▶ _GIVEN EXERCISE_
Could you extract every entry below and reproduce it exactly?

[start]

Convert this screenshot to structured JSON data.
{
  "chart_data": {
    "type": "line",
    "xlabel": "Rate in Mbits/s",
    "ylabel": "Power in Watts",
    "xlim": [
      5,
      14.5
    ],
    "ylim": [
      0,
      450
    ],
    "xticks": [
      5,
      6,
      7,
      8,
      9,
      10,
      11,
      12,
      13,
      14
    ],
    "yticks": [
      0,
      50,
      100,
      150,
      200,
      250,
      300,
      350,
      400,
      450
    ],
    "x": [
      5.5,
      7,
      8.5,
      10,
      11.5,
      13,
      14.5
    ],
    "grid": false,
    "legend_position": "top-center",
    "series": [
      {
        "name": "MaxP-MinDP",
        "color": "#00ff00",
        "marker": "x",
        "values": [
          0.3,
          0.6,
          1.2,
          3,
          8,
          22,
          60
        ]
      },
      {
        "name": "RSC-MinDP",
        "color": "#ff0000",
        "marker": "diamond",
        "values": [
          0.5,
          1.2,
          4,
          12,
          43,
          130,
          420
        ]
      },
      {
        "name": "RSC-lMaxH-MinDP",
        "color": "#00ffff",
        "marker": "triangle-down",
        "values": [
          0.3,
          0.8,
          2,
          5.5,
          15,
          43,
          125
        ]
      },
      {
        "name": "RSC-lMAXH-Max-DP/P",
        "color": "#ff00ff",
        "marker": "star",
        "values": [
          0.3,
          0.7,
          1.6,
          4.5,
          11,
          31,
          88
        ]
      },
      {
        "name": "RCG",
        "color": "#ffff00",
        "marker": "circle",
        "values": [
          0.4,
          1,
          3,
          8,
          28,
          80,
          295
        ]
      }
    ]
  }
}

[end]

▶ _SOLUTION TO THE PROBLEM_
Convert this screenshot to structured JSON data.
{
  "chart_data": {
    "type": "line",
    "xlabel": "Rate in Mbits/s",
    "ylabel": "Power in Watts",
    "xlim": [
      5,
      14.5
    ],
    "ylim": [
      0,
      450
    ],
    "xticks": [
      5,
      6,
      7,
      8,
      9,
      10,
      11,
      12,
      13,
      14
    ],
    "yticks": [
      0,
      50,
      100,
      150,
      200,
      250,
      300,
      350,
      400,
      450
    ],
    "x": [
      5.5,
      7,
      8.5,
      10,
      11.5,
      13,
      14.5
    ],
    "grid": false,
    "legend_position": "top-center",
    "series": [
      {
        "name": "MaxP-MinDP",
        "color": "#00ff00",
        "marker": "x",
        "values": [
          0.3,
          0.6,
          1.2,
          3,
          8,
          22,
          60
        ]
      },
      {
        "name": "RSC-MinDP",
        "color": "#ff0000",
        "marker": "diamond",
        "values": [
          0.5,
          1.2,
          4,
          12,
          43,
          130,
          420
        ]
      },
      {
        "name": "RSC-lMaxH-MinDP",
        "color": "#00ffff",
        "marker": "triangle-down",
        "values": [
          0.3,
          0.8,
          2,
          5.5,
          15,
          43,
          125
        ]
      },
      {
        "name": "RSC-lMAXH-Max-DP/P",
        "color": "#ff00ff",
        "marker": "star",
        "values": [
          0.3,
          0.7,
          1.6,
          4.5,
          11,
          31,
          88
        ]
      },
      {
        "name": "RCG",
        "color": "#ffff00",
        "marker": "circle",
        "values": [
          0.4,
          1,
          3,
          8,
          28,
          80,
          295
        ]
      }
    ]
  }
}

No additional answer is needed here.